* begin Listing *

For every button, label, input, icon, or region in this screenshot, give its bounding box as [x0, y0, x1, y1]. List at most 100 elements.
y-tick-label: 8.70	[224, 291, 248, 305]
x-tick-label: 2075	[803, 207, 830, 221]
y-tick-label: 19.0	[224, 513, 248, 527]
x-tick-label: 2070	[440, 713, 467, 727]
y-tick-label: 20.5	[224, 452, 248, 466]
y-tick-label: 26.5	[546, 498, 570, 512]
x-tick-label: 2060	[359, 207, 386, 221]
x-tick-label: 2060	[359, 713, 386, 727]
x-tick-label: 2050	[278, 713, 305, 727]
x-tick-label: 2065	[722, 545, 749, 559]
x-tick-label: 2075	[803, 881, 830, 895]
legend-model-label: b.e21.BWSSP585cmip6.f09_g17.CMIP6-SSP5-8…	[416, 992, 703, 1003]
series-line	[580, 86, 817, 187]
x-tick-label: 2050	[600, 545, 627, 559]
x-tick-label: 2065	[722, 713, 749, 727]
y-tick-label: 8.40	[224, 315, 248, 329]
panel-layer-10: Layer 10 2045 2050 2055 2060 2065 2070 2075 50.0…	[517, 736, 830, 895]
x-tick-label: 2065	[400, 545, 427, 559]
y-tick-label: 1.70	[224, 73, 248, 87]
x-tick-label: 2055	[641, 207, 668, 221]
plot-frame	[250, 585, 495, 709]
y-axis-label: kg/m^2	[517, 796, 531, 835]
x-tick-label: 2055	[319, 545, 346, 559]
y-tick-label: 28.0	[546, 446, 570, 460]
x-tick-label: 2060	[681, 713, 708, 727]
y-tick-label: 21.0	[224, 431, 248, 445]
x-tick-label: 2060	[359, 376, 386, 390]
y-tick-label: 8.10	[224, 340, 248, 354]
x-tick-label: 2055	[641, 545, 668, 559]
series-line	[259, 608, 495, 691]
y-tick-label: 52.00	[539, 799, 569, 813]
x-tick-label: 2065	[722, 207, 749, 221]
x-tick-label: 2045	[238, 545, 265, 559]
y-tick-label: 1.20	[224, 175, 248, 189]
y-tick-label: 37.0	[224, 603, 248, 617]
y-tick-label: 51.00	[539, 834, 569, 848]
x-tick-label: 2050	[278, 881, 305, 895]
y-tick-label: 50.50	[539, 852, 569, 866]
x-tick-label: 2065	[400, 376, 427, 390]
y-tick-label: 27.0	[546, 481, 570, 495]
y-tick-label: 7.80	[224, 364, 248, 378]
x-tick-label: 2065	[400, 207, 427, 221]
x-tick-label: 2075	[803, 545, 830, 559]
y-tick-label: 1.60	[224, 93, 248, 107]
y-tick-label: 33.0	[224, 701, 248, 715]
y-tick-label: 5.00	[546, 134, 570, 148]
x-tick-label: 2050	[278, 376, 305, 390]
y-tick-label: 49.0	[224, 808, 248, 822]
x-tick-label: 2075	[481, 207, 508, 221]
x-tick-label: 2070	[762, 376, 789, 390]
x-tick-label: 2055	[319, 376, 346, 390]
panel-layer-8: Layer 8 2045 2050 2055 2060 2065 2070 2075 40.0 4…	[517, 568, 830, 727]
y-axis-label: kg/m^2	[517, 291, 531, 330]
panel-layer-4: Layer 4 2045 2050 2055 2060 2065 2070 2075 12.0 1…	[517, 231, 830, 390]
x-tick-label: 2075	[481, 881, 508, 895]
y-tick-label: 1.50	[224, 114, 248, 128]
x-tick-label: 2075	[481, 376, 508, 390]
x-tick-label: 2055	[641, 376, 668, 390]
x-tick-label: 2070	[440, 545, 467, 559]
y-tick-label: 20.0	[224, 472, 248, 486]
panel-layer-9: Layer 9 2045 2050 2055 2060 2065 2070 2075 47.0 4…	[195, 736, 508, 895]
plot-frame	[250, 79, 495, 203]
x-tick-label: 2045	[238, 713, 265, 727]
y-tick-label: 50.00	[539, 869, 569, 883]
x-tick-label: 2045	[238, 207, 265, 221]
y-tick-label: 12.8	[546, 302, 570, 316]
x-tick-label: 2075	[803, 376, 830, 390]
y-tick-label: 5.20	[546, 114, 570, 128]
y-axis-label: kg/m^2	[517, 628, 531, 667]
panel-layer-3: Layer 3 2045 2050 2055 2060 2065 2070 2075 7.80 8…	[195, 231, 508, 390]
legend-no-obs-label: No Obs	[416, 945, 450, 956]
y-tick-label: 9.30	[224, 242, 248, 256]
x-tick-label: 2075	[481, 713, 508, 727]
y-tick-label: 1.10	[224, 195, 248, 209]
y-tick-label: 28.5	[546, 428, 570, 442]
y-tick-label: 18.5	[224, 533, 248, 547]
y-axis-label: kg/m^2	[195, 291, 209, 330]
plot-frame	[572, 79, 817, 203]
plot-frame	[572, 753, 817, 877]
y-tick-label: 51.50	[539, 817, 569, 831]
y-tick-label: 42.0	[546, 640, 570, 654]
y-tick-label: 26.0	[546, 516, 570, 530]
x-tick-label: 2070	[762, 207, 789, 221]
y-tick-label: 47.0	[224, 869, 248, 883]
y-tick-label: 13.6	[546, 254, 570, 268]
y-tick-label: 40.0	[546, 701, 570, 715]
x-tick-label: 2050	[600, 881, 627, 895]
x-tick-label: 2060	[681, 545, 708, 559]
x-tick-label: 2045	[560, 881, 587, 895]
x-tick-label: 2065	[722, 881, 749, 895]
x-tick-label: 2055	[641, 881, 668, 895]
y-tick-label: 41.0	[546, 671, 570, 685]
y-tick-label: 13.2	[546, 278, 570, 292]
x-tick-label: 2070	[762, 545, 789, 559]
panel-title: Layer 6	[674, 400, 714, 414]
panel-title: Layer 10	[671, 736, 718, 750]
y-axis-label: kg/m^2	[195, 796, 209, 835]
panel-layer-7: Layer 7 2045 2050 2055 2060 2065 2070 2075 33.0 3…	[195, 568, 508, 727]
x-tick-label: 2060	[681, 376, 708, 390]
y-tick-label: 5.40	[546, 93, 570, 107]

* end Listing *

### Task:
Rewrite all of the lines above, changing every "x-tick-label" to "x-axis-tick" and leaving everything else unchanged.

### Response to the task:
For every button, label, input, icon, or region in this screenshot, give its bounding box as [x0, y0, x1, y1]. List at most 100 elements.
y-tick-label: 8.70	[224, 291, 248, 305]
x-axis-tick: 2075	[803, 207, 830, 221]
y-tick-label: 19.0	[224, 513, 248, 527]
x-axis-tick: 2070	[440, 713, 467, 727]
y-tick-label: 20.5	[224, 452, 248, 466]
y-tick-label: 26.5	[546, 498, 570, 512]
x-axis-tick: 2060	[359, 207, 386, 221]
x-axis-tick: 2060	[359, 713, 386, 727]
x-axis-tick: 2050	[278, 713, 305, 727]
x-axis-tick: 2065	[722, 545, 749, 559]
x-axis-tick: 2075	[803, 881, 830, 895]
legend-model-label: b.e21.BWSSP585cmip6.f09_g17.CMIP6-SSP5-8…	[416, 992, 703, 1003]
series-line	[580, 86, 817, 187]
x-axis-tick: 2050	[600, 545, 627, 559]
x-axis-tick: 2065	[722, 713, 749, 727]
y-tick-label: 8.40	[224, 315, 248, 329]
panel-layer-10: Layer 10 2045 2050 2055 2060 2065 2070 2075 50.0…	[517, 736, 830, 895]
x-axis-tick: 2065	[400, 545, 427, 559]
y-tick-label: 1.70	[224, 73, 248, 87]
x-axis-tick: 2055	[641, 207, 668, 221]
plot-frame	[250, 585, 495, 709]
y-axis-label: kg/m^2	[517, 796, 531, 835]
x-axis-tick: 2055	[319, 545, 346, 559]
y-tick-label: 28.0	[546, 446, 570, 460]
x-axis-tick: 2060	[681, 713, 708, 727]
y-tick-label: 21.0	[224, 431, 248, 445]
x-axis-tick: 2060	[359, 376, 386, 390]
y-tick-label: 8.10	[224, 340, 248, 354]
x-axis-tick: 2055	[641, 545, 668, 559]
series-line	[259, 608, 495, 691]
y-tick-label: 52.00	[539, 799, 569, 813]
x-axis-tick: 2065	[722, 207, 749, 221]
x-axis-tick: 2045	[238, 545, 265, 559]
y-tick-label: 1.20	[224, 175, 248, 189]
y-tick-label: 37.0	[224, 603, 248, 617]
y-tick-label: 51.00	[539, 834, 569, 848]
x-axis-tick: 2050	[278, 881, 305, 895]
y-tick-label: 50.50	[539, 852, 569, 866]
x-axis-tick: 2065	[400, 376, 427, 390]
y-tick-label: 27.0	[546, 481, 570, 495]
y-tick-label: 7.80	[224, 364, 248, 378]
x-axis-tick: 2065	[400, 207, 427, 221]
x-axis-tick: 2075	[803, 545, 830, 559]
y-tick-label: 1.60	[224, 93, 248, 107]
y-tick-label: 33.0	[224, 701, 248, 715]
y-tick-label: 5.00	[546, 134, 570, 148]
x-axis-tick: 2050	[278, 376, 305, 390]
y-tick-label: 49.0	[224, 808, 248, 822]
x-axis-tick: 2075	[481, 207, 508, 221]
x-axis-tick: 2070	[762, 376, 789, 390]
x-axis-tick: 2055	[319, 376, 346, 390]
panel-layer-8: Layer 8 2045 2050 2055 2060 2065 2070 2075 40.0 4…	[517, 568, 830, 727]
y-axis-label: kg/m^2	[517, 291, 531, 330]
panel-layer-4: Layer 4 2045 2050 2055 2060 2065 2070 2075 12.0 1…	[517, 231, 830, 390]
x-axis-tick: 2075	[481, 881, 508, 895]
y-tick-label: 1.50	[224, 114, 248, 128]
x-axis-tick: 2075	[481, 376, 508, 390]
x-axis-tick: 2055	[641, 376, 668, 390]
x-axis-tick: 2070	[440, 545, 467, 559]
y-tick-label: 20.0	[224, 472, 248, 486]
panel-layer-9: Layer 9 2045 2050 2055 2060 2065 2070 2075 47.0 4…	[195, 736, 508, 895]
plot-frame	[250, 79, 495, 203]
x-axis-tick: 2045	[238, 713, 265, 727]
y-tick-label: 50.00	[539, 869, 569, 883]
x-axis-tick: 2045	[238, 207, 265, 221]
y-tick-label: 12.8	[546, 302, 570, 316]
x-axis-tick: 2075	[803, 376, 830, 390]
y-tick-label: 5.20	[546, 114, 570, 128]
y-axis-label: kg/m^2	[517, 628, 531, 667]
panel-layer-3: Layer 3 2045 2050 2055 2060 2065 2070 2075 7.80 8…	[195, 231, 508, 390]
legend-no-obs-label: No Obs	[416, 945, 450, 956]
y-tick-label: 9.30	[224, 242, 248, 256]
x-axis-tick: 2075	[481, 713, 508, 727]
y-tick-label: 1.10	[224, 195, 248, 209]
y-tick-label: 28.5	[546, 428, 570, 442]
y-tick-label: 18.5	[224, 533, 248, 547]
y-axis-label: kg/m^2	[195, 291, 209, 330]
plot-frame	[572, 79, 817, 203]
plot-frame	[572, 753, 817, 877]
y-tick-label: 51.50	[539, 817, 569, 831]
y-tick-label: 42.0	[546, 640, 570, 654]
y-tick-label: 26.0	[546, 516, 570, 530]
x-axis-tick: 2070	[762, 207, 789, 221]
y-tick-label: 47.0	[224, 869, 248, 883]
y-tick-label: 13.6	[546, 254, 570, 268]
y-tick-label: 40.0	[546, 701, 570, 715]
x-axis-tick: 2050	[600, 881, 627, 895]
x-axis-tick: 2060	[681, 545, 708, 559]
x-axis-tick: 2045	[560, 881, 587, 895]
x-axis-tick: 2065	[722, 881, 749, 895]
x-axis-tick: 2055	[641, 881, 668, 895]
y-tick-label: 41.0	[546, 671, 570, 685]
y-tick-label: 13.2	[546, 278, 570, 292]
x-axis-tick: 2070	[762, 545, 789, 559]
panel-title: Layer 6	[674, 400, 714, 414]
panel-title: Layer 10	[671, 736, 718, 750]
y-axis-label: kg/m^2	[195, 796, 209, 835]
panel-layer-7: Layer 7 2045 2050 2055 2060 2065 2070 2075 33.0 3…	[195, 568, 508, 727]
x-axis-tick: 2060	[681, 376, 708, 390]
y-tick-label: 5.40	[546, 93, 570, 107]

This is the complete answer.